EXERCISE:
Copy each line below that contains "name".

SUPPLIED RECORDS:
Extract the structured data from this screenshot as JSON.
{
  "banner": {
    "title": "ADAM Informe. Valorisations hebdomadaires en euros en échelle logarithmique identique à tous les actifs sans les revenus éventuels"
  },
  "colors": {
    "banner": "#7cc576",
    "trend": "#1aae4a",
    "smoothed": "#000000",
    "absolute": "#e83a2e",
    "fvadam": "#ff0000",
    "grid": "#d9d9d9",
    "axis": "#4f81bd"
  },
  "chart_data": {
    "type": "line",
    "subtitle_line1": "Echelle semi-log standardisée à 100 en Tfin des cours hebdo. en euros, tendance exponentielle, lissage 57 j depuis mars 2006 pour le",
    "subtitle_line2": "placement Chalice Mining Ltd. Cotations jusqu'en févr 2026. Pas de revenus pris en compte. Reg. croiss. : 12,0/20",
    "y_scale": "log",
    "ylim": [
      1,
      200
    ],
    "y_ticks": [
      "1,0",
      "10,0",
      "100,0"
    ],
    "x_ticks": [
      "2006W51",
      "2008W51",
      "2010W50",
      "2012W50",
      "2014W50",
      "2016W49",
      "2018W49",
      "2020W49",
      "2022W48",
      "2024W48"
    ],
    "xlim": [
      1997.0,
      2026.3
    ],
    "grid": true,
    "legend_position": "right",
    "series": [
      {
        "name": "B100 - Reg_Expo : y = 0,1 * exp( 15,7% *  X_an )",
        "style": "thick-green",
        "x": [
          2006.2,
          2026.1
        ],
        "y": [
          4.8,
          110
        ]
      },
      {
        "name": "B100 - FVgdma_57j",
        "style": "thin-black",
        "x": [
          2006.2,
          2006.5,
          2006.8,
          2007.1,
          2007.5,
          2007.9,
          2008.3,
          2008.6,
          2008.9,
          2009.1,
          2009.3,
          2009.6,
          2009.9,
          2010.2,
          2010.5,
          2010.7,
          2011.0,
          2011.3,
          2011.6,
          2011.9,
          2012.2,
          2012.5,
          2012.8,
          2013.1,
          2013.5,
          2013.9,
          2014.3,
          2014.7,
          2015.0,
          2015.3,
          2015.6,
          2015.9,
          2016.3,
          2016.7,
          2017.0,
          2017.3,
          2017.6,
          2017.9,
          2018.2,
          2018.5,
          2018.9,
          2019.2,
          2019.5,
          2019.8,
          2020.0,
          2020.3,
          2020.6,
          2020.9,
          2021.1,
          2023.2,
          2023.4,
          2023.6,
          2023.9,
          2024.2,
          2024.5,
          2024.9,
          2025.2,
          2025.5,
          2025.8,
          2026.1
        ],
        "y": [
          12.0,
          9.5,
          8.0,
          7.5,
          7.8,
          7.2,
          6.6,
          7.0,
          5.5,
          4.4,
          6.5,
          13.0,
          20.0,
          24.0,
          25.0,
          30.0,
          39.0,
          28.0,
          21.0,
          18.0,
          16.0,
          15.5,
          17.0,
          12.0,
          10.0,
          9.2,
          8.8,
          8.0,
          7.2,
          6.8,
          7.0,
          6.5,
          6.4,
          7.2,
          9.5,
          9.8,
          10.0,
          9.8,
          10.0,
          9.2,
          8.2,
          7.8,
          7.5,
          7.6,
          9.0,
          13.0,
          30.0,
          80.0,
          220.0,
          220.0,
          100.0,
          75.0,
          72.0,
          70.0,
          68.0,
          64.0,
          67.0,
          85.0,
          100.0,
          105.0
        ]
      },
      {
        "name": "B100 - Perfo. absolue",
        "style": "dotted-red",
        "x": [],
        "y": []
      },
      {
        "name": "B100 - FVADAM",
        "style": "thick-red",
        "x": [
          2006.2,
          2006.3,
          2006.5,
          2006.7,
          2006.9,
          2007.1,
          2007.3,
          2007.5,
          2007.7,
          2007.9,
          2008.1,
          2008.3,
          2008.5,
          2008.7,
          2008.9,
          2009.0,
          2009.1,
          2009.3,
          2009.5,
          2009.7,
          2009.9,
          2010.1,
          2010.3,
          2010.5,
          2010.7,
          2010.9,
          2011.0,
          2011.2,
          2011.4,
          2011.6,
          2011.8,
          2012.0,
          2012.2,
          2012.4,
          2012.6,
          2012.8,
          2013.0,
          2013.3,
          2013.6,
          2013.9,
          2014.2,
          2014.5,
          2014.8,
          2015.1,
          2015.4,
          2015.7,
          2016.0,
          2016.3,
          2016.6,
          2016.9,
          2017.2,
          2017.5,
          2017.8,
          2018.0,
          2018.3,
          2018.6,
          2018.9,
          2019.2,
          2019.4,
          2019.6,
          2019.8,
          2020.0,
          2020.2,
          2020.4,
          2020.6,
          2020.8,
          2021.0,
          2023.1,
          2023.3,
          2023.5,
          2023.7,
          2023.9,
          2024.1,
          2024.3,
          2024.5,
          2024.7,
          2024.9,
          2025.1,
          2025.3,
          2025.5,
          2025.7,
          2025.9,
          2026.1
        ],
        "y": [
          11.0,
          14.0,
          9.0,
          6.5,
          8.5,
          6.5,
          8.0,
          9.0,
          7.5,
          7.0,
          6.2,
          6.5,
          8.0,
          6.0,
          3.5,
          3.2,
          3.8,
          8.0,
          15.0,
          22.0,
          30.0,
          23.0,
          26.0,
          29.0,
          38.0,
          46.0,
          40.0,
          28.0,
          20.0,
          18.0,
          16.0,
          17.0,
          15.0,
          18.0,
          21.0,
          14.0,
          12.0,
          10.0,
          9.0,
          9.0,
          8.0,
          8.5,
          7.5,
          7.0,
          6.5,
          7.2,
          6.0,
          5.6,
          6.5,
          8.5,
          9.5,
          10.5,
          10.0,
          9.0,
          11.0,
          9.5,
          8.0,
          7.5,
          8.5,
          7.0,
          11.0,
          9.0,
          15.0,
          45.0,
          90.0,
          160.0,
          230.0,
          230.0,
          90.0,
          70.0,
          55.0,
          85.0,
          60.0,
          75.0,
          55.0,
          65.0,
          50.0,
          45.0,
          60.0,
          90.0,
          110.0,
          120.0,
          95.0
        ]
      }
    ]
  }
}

RESULT FOR THIS TASK:
        "name": "B100 - Reg_Expo : y = 0,1 * exp( 15,7% *  X_an )",
        "name": "B100 - FVgdma_57j",
        "name": "B100 - Perfo. absolue",
        "name": "B100 - FVADAM",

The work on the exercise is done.